TASK GOAL:
Each entry below is to be written out exactly, and the pictures are to be left out.

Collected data
________________
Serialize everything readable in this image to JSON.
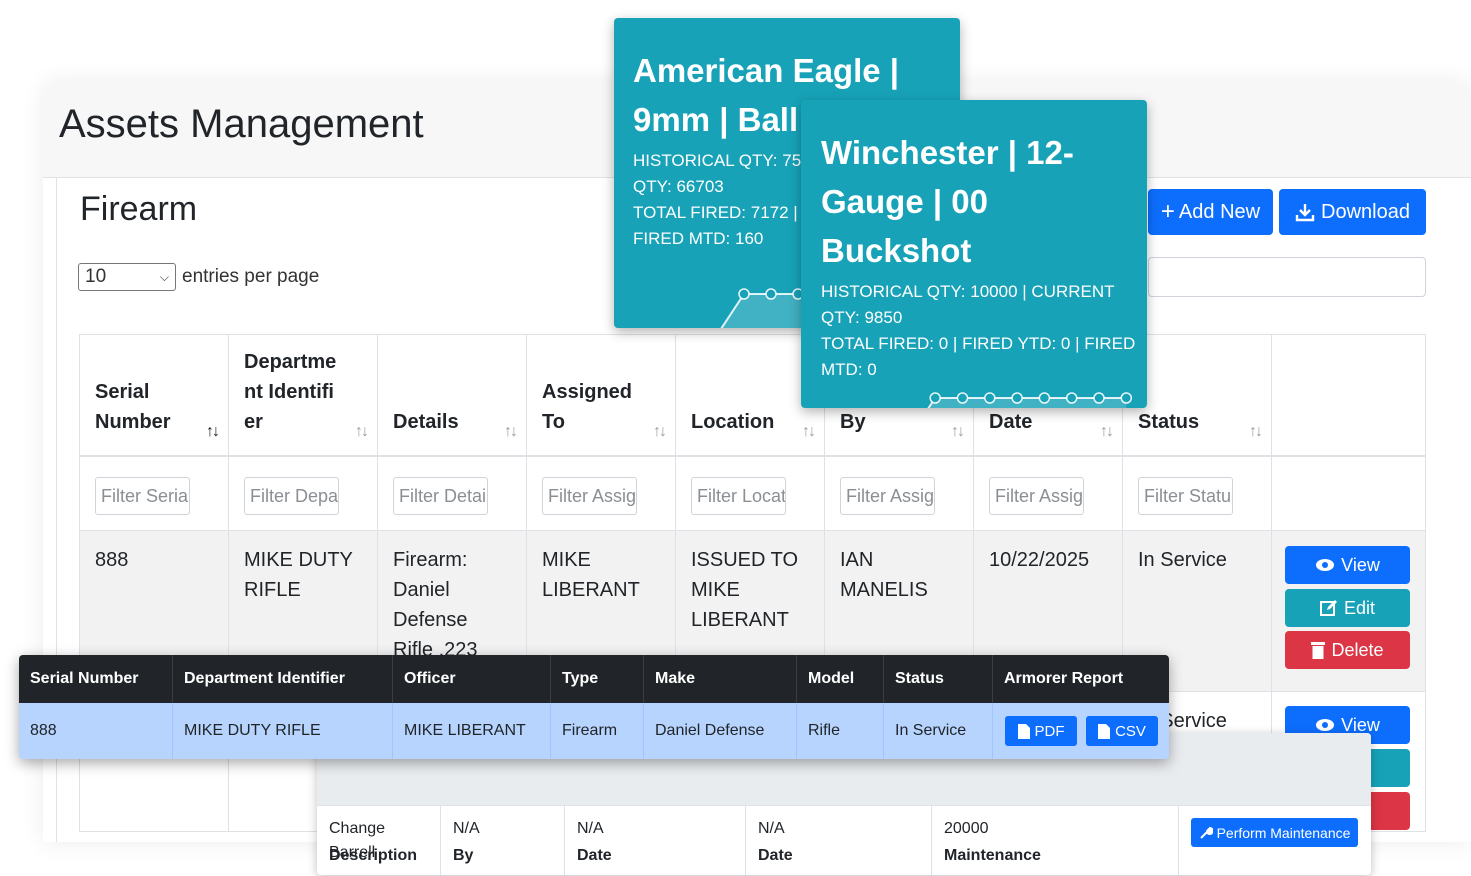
{
  "app": {
    "title": "Assets Management"
  },
  "section": {
    "title": "Firearm"
  },
  "entries": {
    "selected": "10",
    "label": "entries per page"
  },
  "toolbar": {
    "add_new": "Add New",
    "download": "Download"
  },
  "table": {
    "columns": [
      {
        "label": "Serial Number",
        "filter_placeholder": "Filter Seria"
      },
      {
        "label": "Department Identifier",
        "filter_placeholder": "Filter Depa"
      },
      {
        "label": "Details",
        "filter_placeholder": "Filter Detai"
      },
      {
        "label": "Assigned To",
        "filter_placeholder": "Filter Assig"
      },
      {
        "label": "Location",
        "filter_placeholder": "Filter Locat"
      },
      {
        "label": "By",
        "filter_placeholder": "Filter Assig"
      },
      {
        "label": "Date",
        "filter_placeholder": "Filter Assig"
      },
      {
        "label": "Status",
        "filter_placeholder": "Filter Statu"
      }
    ],
    "rows": [
      {
        "serial": "888",
        "department": "MIKE DUTY RIFLE",
        "details": "Firearm: Daniel Defense Rifle .223",
        "assigned_to": "MIKE LIBERANT",
        "location": "ISSUED TO MIKE LIBERANT",
        "by": "IAN MANELIS",
        "date": "10/22/2025",
        "status": "In Service"
      }
    ],
    "row2_status": "In Service",
    "actions": {
      "view": "View",
      "edit": "Edit",
      "delete": "Delete"
    }
  },
  "tooltips": [
    {
      "title": "American Eagle | 9mm | Ball",
      "lines": [
        "HISTORICAL QTY: 750",
        "QTY: 66703",
        "TOTAL FIRED: 7172 | F",
        "FIRED MTD: 160"
      ],
      "sparkline": [
        0,
        0,
        0,
        0,
        1,
        1,
        1,
        1,
        1,
        1,
        1,
        1
      ]
    },
    {
      "title": "Winchester | 12-Gauge | 00 Buckshot",
      "lines": [
        "HISTORICAL QTY: 10000 | CURRENT",
        "QTY: 9850",
        "TOTAL FIRED: 0 | FIRED YTD: 0 | FIRED",
        "MTD: 0"
      ],
      "sparkline": [
        0,
        0,
        0,
        0,
        1,
        1,
        1,
        1,
        1,
        1,
        1,
        1
      ]
    }
  ],
  "armorer": {
    "headers": [
      "Serial Number",
      "Department Identifier",
      "Officer",
      "Type",
      "Make",
      "Model",
      "Status",
      "Armorer Report"
    ],
    "row": [
      "888",
      "MIKE DUTY RIFLE",
      "MIKE LIBERANT",
      "Firearm",
      "Daniel Defense",
      "Rifle",
      "In Service"
    ],
    "pdf": "PDF",
    "csv": "CSV"
  },
  "maintenance": {
    "headers": [
      "Description",
      "By",
      "Date",
      "Date",
      "Maintenance"
    ],
    "row": [
      "Change Barrell",
      "N/A",
      "N/A",
      "N/A",
      "20000"
    ],
    "action": "Perform Maintenance"
  },
  "colors": {
    "primary": "#0d6efd",
    "info": "#17a2b8",
    "danger": "#dc3545",
    "dark": "#212529",
    "row_highlight": "#b6d4fe"
  }
}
________________
EXPECTED ANSWER:
Serialize everything readable in this image to JSON.
{
  "app": {
    "title": "Assets Management"
  },
  "section": {
    "title": "Firearm"
  },
  "entries": {
    "selected": "10",
    "label": "entries per page"
  },
  "toolbar": {
    "add_new": "Add New",
    "download": "Download"
  },
  "table": {
    "columns": [
      {
        "label": "Serial Number",
        "filter_placeholder": "Filter Seria"
      },
      {
        "label": "Department Identifier",
        "filter_placeholder": "Filter Depa"
      },
      {
        "label": "Details",
        "filter_placeholder": "Filter Detai"
      },
      {
        "label": "Assigned To",
        "filter_placeholder": "Filter Assig"
      },
      {
        "label": "Location",
        "filter_placeholder": "Filter Locat"
      },
      {
        "label": "By",
        "filter_placeholder": "Filter Assig"
      },
      {
        "label": "Date",
        "filter_placeholder": "Filter Assig"
      },
      {
        "label": "Status",
        "filter_placeholder": "Filter Statu"
      }
    ],
    "rows": [
      {
        "serial": "888",
        "department": "MIKE DUTY RIFLE",
        "details": "Firearm: Daniel Defense Rifle .223",
        "assigned_to": "MIKE LIBERANT",
        "location": "ISSUED TO MIKE LIBERANT",
        "by": "IAN MANELIS",
        "date": "10/22/2025",
        "status": "In Service"
      }
    ],
    "row2_status": "In Service",
    "actions": {
      "view": "View",
      "edit": "Edit",
      "delete": "Delete"
    }
  },
  "tooltips": [
    {
      "title": "American Eagle | 9mm | Ball",
      "lines": [
        "HISTORICAL QTY: 750",
        "QTY: 66703",
        "TOTAL FIRED: 7172 | F",
        "FIRED MTD: 160"
      ],
      "sparkline": [
        0,
        0,
        0,
        0,
        1,
        1,
        1,
        1,
        1,
        1,
        1,
        1
      ]
    },
    {
      "title": "Winchester | 12-Gauge | 00 Buckshot",
      "lines": [
        "HISTORICAL QTY: 10000 | CURRENT",
        "QTY: 9850",
        "TOTAL FIRED: 0 | FIRED YTD: 0 | FIRED",
        "MTD: 0"
      ],
      "sparkline": [
        0,
        0,
        0,
        0,
        1,
        1,
        1,
        1,
        1,
        1,
        1,
        1
      ]
    }
  ],
  "armorer": {
    "headers": [
      "Serial Number",
      "Department Identifier",
      "Officer",
      "Type",
      "Make",
      "Model",
      "Status",
      "Armorer Report"
    ],
    "row": [
      "888",
      "MIKE DUTY RIFLE",
      "MIKE LIBERANT",
      "Firearm",
      "Daniel Defense",
      "Rifle",
      "In Service"
    ],
    "pdf": "PDF",
    "csv": "CSV"
  },
  "maintenance": {
    "headers": [
      "Description",
      "By",
      "Date",
      "Date",
      "Maintenance"
    ],
    "row": [
      "Change Barrell",
      "N/A",
      "N/A",
      "N/A",
      "20000"
    ],
    "action": "Perform Maintenance"
  },
  "colors": {
    "primary": "#0d6efd",
    "info": "#17a2b8",
    "danger": "#dc3545",
    "dark": "#212529",
    "row_highlight": "#b6d4fe"
  }
}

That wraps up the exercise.